Prompt ->
Find the lines containing "vase" and say how many there are, with no other words.

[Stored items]
★ ★ ★
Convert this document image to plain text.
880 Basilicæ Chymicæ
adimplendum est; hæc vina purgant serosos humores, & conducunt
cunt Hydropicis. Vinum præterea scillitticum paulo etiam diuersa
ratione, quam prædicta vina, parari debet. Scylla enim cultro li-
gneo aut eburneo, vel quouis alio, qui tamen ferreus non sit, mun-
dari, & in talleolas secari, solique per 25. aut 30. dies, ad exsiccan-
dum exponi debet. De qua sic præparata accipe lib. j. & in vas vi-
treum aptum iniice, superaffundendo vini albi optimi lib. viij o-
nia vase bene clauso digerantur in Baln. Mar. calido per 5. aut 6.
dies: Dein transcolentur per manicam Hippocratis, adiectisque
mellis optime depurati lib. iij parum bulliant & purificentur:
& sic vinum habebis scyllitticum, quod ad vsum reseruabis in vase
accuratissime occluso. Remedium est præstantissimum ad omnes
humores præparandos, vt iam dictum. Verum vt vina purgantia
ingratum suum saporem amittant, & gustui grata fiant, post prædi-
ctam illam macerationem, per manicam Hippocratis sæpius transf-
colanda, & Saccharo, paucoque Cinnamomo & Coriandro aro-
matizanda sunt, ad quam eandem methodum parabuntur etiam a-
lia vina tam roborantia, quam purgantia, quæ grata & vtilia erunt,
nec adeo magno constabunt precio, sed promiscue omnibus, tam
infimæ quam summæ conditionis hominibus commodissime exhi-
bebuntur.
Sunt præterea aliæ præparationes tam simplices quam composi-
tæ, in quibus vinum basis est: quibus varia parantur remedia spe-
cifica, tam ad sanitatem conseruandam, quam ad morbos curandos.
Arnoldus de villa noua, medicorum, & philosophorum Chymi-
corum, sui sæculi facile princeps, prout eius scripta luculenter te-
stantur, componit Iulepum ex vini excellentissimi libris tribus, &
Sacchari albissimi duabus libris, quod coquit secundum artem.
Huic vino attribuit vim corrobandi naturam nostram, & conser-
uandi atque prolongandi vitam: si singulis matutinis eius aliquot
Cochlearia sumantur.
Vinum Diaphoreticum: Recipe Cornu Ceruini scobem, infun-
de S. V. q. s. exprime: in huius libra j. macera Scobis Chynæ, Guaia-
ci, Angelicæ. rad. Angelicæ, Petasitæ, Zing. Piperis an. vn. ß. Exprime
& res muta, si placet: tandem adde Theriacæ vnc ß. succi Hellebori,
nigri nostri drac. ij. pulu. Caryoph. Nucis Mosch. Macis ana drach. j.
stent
★ ★ ★
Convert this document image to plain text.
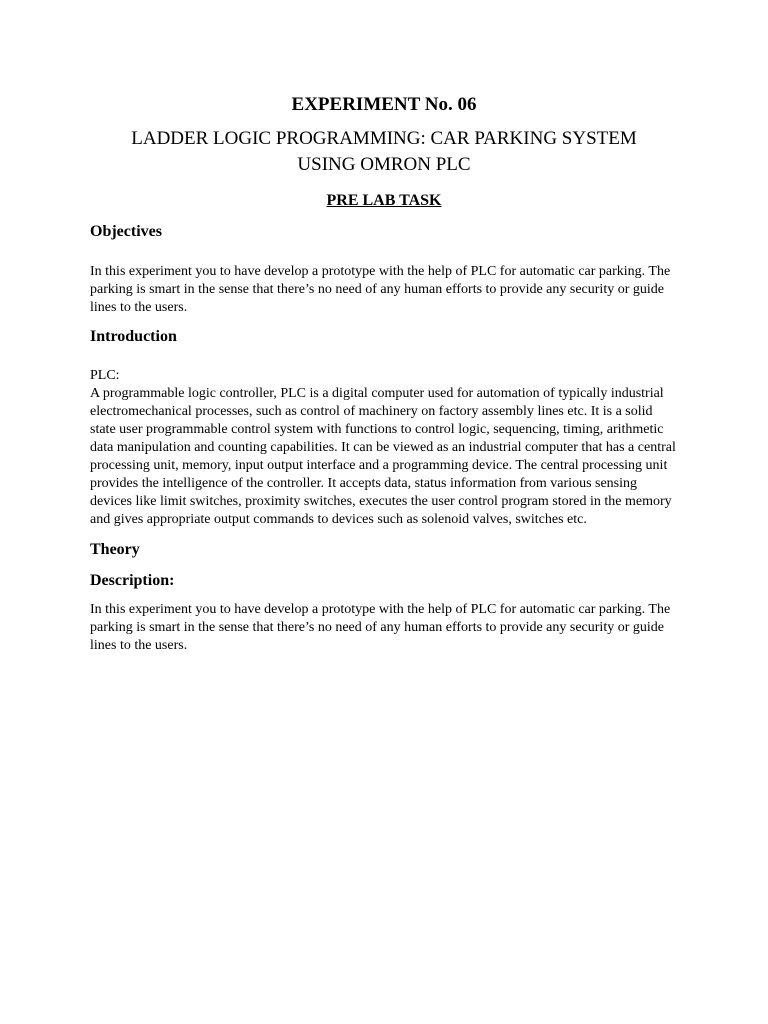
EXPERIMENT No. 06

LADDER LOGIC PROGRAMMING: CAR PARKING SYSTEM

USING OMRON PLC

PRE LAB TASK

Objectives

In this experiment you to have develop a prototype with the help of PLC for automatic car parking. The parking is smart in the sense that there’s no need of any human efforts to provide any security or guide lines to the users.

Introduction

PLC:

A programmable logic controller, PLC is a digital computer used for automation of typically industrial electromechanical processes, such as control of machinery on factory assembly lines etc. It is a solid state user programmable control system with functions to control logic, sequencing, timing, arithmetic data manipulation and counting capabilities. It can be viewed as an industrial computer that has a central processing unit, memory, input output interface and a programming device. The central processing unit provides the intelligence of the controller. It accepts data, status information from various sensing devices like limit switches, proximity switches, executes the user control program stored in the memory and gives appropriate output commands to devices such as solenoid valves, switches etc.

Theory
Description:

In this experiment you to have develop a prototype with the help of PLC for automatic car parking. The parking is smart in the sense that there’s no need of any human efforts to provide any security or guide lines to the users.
★ ★ ★
Written response ->
2